(Data entries)
——————————

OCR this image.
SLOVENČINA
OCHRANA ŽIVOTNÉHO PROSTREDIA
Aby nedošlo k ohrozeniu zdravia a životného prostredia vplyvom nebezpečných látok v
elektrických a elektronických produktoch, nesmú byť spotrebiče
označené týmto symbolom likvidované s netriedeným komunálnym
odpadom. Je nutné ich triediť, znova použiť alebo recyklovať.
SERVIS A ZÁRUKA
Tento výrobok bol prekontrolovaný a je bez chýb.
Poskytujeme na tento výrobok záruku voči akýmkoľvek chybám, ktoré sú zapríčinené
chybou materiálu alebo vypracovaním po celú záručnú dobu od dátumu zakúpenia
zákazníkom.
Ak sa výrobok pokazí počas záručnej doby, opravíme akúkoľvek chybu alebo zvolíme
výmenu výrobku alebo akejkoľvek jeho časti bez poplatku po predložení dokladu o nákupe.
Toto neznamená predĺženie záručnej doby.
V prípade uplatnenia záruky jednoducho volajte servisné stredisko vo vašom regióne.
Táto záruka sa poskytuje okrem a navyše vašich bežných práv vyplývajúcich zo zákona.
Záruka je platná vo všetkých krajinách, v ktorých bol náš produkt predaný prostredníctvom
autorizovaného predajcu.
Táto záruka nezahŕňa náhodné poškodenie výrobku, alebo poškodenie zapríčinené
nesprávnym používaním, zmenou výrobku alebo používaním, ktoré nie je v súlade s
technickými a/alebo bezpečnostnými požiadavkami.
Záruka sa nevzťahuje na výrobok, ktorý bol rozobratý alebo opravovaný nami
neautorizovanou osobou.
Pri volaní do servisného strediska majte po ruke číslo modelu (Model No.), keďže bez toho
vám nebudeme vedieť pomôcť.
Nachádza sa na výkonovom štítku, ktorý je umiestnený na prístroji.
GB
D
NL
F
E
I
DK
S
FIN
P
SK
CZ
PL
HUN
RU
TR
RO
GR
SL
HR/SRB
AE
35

——————————

EXERCISE DESCRIPTION ▸ Retype the whole listing, matching it exactly.

WRITTEN REPLY ▸
OCR this image.
SLOVENČINA
OCHRANA ŽIVOTNÉHO PROSTREDIA
Aby nedošlo k ohrozeniu zdravia a životného prostredia vplyvom nebezpečných látok v
elektrických a elektronických produktoch, nesmú byť spotrebiče
označené týmto symbolom likvidované s netriedeným komunálnym
odpadom. Je nutné ich triediť, znova použiť alebo recyklovať.
SERVIS A ZÁRUKA
Tento výrobok bol prekontrolovaný a je bez chýb.
Poskytujeme na tento výrobok záruku voči akýmkoľvek chybám, ktoré sú zapríčinené
chybou materiálu alebo vypracovaním po celú záručnú dobu od dátumu zakúpenia
zákazníkom.
Ak sa výrobok pokazí počas záručnej doby, opravíme akúkoľvek chybu alebo zvolíme
výmenu výrobku alebo akejkoľvek jeho časti bez poplatku po predložení dokladu o nákupe.
Toto neznamená predĺženie záručnej doby.
V prípade uplatnenia záruky jednoducho volajte servisné stredisko vo vašom regióne.
Táto záruka sa poskytuje okrem a navyše vašich bežných práv vyplývajúcich zo zákona.
Záruka je platná vo všetkých krajinách, v ktorých bol náš produkt predaný prostredníctvom
autorizovaného predajcu.
Táto záruka nezahŕňa náhodné poškodenie výrobku, alebo poškodenie zapríčinené
nesprávnym používaním, zmenou výrobku alebo používaním, ktoré nie je v súlade s
technickými a/alebo bezpečnostnými požiadavkami.
Záruka sa nevzťahuje na výrobok, ktorý bol rozobratý alebo opravovaný nami
neautorizovanou osobou.
Pri volaní do servisného strediska majte po ruke číslo modelu (Model No.), keďže bez toho
vám nebudeme vedieť pomôcť.
Nachádza sa na výkonovom štítku, ktorý je umiestnený na prístroji.
GB
D
NL
F
E
I
DK
S
FIN
P
SK
CZ
PL
HUN
RU
TR
RO
GR
SL
HR/SRB
AE
35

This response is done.